- DATA PROVIDED -
• • •
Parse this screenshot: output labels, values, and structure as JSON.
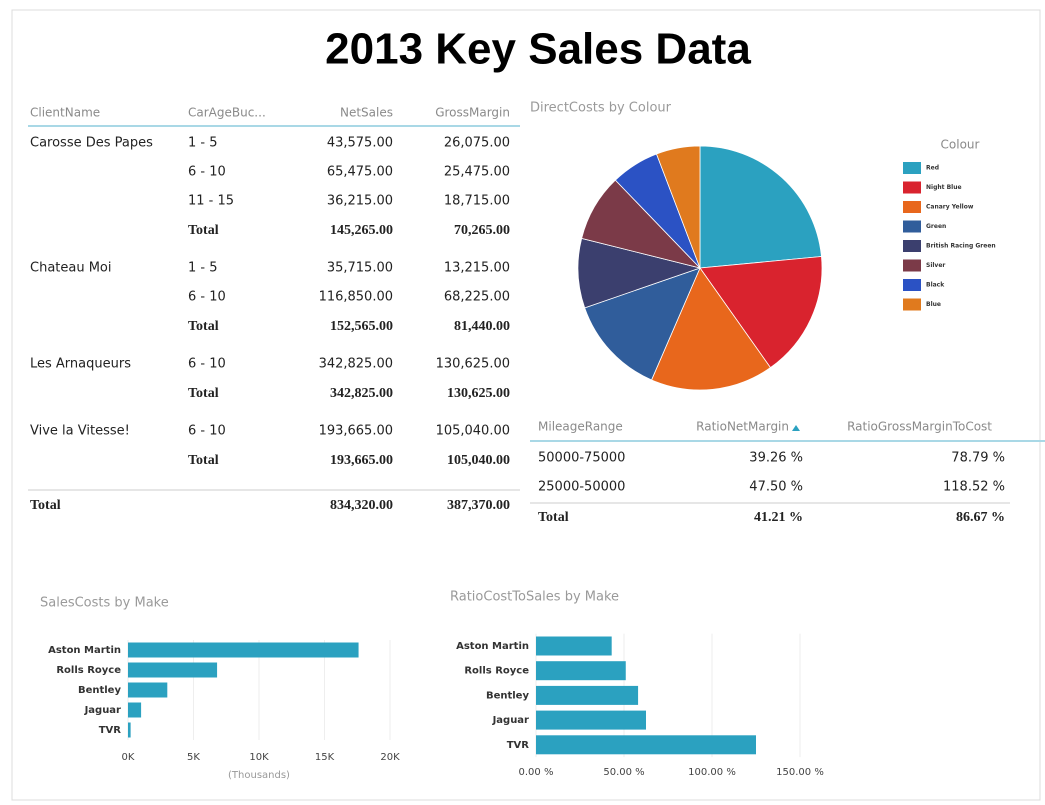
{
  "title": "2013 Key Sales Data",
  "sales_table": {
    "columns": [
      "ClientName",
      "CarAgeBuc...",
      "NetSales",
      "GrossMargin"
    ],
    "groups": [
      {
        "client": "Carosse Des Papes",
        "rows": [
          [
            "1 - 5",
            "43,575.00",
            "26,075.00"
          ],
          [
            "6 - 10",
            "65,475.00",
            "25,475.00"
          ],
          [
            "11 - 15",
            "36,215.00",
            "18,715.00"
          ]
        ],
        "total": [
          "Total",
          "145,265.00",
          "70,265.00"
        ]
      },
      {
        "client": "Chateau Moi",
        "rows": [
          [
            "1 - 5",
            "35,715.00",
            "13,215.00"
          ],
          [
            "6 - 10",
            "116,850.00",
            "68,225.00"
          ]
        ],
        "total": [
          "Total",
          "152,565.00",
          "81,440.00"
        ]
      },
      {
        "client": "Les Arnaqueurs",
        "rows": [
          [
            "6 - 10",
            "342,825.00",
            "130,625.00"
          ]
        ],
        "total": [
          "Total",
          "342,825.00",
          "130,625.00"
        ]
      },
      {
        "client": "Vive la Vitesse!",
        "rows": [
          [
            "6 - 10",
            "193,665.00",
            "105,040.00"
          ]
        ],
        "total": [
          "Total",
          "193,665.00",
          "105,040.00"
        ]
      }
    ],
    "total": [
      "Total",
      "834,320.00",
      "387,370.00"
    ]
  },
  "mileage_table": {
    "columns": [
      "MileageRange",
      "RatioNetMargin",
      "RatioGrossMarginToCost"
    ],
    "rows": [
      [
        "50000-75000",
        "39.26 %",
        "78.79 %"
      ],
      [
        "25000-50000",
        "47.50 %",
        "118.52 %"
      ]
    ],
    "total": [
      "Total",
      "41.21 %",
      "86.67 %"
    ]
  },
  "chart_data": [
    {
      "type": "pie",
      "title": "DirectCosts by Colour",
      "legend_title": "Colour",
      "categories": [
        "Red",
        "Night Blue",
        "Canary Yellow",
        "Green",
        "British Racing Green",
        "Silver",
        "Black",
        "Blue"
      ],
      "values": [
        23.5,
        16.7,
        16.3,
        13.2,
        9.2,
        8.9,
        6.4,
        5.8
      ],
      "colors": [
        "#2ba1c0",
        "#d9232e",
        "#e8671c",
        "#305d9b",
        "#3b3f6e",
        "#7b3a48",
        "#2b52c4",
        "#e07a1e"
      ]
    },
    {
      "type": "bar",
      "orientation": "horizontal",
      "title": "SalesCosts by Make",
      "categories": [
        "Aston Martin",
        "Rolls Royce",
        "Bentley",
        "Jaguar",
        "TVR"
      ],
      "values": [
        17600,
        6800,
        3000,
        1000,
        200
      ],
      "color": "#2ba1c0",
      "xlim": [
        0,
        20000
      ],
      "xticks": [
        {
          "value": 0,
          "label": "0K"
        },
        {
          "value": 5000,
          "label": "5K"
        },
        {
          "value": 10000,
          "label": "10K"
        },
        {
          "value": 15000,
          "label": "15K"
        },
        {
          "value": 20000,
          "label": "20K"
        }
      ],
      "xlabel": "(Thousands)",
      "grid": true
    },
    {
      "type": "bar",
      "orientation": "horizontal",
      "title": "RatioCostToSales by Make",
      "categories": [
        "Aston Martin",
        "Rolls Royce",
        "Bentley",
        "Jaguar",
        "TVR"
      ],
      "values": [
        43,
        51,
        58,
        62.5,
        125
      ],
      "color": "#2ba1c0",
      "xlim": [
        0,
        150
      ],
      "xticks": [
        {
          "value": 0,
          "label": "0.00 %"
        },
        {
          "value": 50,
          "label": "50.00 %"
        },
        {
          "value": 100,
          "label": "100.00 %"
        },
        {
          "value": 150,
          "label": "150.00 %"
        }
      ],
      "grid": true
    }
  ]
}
• • •
- EXERCISE DETAILS -
Copy the data word for word. Pictures do not go in the copy.

- OUTPUT OF THE EXERCISE -
Parse this screenshot: output labels, values, and structure as JSON.
{
  "title": "2013 Key Sales Data",
  "sales_table": {
    "columns": [
      "ClientName",
      "CarAgeBuc...",
      "NetSales",
      "GrossMargin"
    ],
    "groups": [
      {
        "client": "Carosse Des Papes",
        "rows": [
          [
            "1 - 5",
            "43,575.00",
            "26,075.00"
          ],
          [
            "6 - 10",
            "65,475.00",
            "25,475.00"
          ],
          [
            "11 - 15",
            "36,215.00",
            "18,715.00"
          ]
        ],
        "total": [
          "Total",
          "145,265.00",
          "70,265.00"
        ]
      },
      {
        "client": "Chateau Moi",
        "rows": [
          [
            "1 - 5",
            "35,715.00",
            "13,215.00"
          ],
          [
            "6 - 10",
            "116,850.00",
            "68,225.00"
          ]
        ],
        "total": [
          "Total",
          "152,565.00",
          "81,440.00"
        ]
      },
      {
        "client": "Les Arnaqueurs",
        "rows": [
          [
            "6 - 10",
            "342,825.00",
            "130,625.00"
          ]
        ],
        "total": [
          "Total",
          "342,825.00",
          "130,625.00"
        ]
      },
      {
        "client": "Vive la Vitesse!",
        "rows": [
          [
            "6 - 10",
            "193,665.00",
            "105,040.00"
          ]
        ],
        "total": [
          "Total",
          "193,665.00",
          "105,040.00"
        ]
      }
    ],
    "total": [
      "Total",
      "834,320.00",
      "387,370.00"
    ]
  },
  "mileage_table": {
    "columns": [
      "MileageRange",
      "RatioNetMargin",
      "RatioGrossMarginToCost"
    ],
    "rows": [
      [
        "50000-75000",
        "39.26 %",
        "78.79 %"
      ],
      [
        "25000-50000",
        "47.50 %",
        "118.52 %"
      ]
    ],
    "total": [
      "Total",
      "41.21 %",
      "86.67 %"
    ]
  },
  "chart_data": [
    {
      "type": "pie",
      "title": "DirectCosts by Colour",
      "legend_title": "Colour",
      "categories": [
        "Red",
        "Night Blue",
        "Canary Yellow",
        "Green",
        "British Racing Green",
        "Silver",
        "Black",
        "Blue"
      ],
      "values": [
        23.5,
        16.7,
        16.3,
        13.2,
        9.2,
        8.9,
        6.4,
        5.8
      ],
      "colors": [
        "#2ba1c0",
        "#d9232e",
        "#e8671c",
        "#305d9b",
        "#3b3f6e",
        "#7b3a48",
        "#2b52c4",
        "#e07a1e"
      ]
    },
    {
      "type": "bar",
      "orientation": "horizontal",
      "title": "SalesCosts by Make",
      "categories": [
        "Aston Martin",
        "Rolls Royce",
        "Bentley",
        "Jaguar",
        "TVR"
      ],
      "values": [
        17600,
        6800,
        3000,
        1000,
        200
      ],
      "color": "#2ba1c0",
      "xlim": [
        0,
        20000
      ],
      "xticks": [
        {
          "value": 0,
          "label": "0K"
        },
        {
          "value": 5000,
          "label": "5K"
        },
        {
          "value": 10000,
          "label": "10K"
        },
        {
          "value": 15000,
          "label": "15K"
        },
        {
          "value": 20000,
          "label": "20K"
        }
      ],
      "xlabel": "(Thousands)",
      "grid": true
    },
    {
      "type": "bar",
      "orientation": "horizontal",
      "title": "RatioCostToSales by Make",
      "categories": [
        "Aston Martin",
        "Rolls Royce",
        "Bentley",
        "Jaguar",
        "TVR"
      ],
      "values": [
        43,
        51,
        58,
        62.5,
        125
      ],
      "color": "#2ba1c0",
      "xlim": [
        0,
        150
      ],
      "xticks": [
        {
          "value": 0,
          "label": "0.00 %"
        },
        {
          "value": 50,
          "label": "50.00 %"
        },
        {
          "value": 100,
          "label": "100.00 %"
        },
        {
          "value": 150,
          "label": "150.00 %"
        }
      ],
      "grid": true
    }
  ]
}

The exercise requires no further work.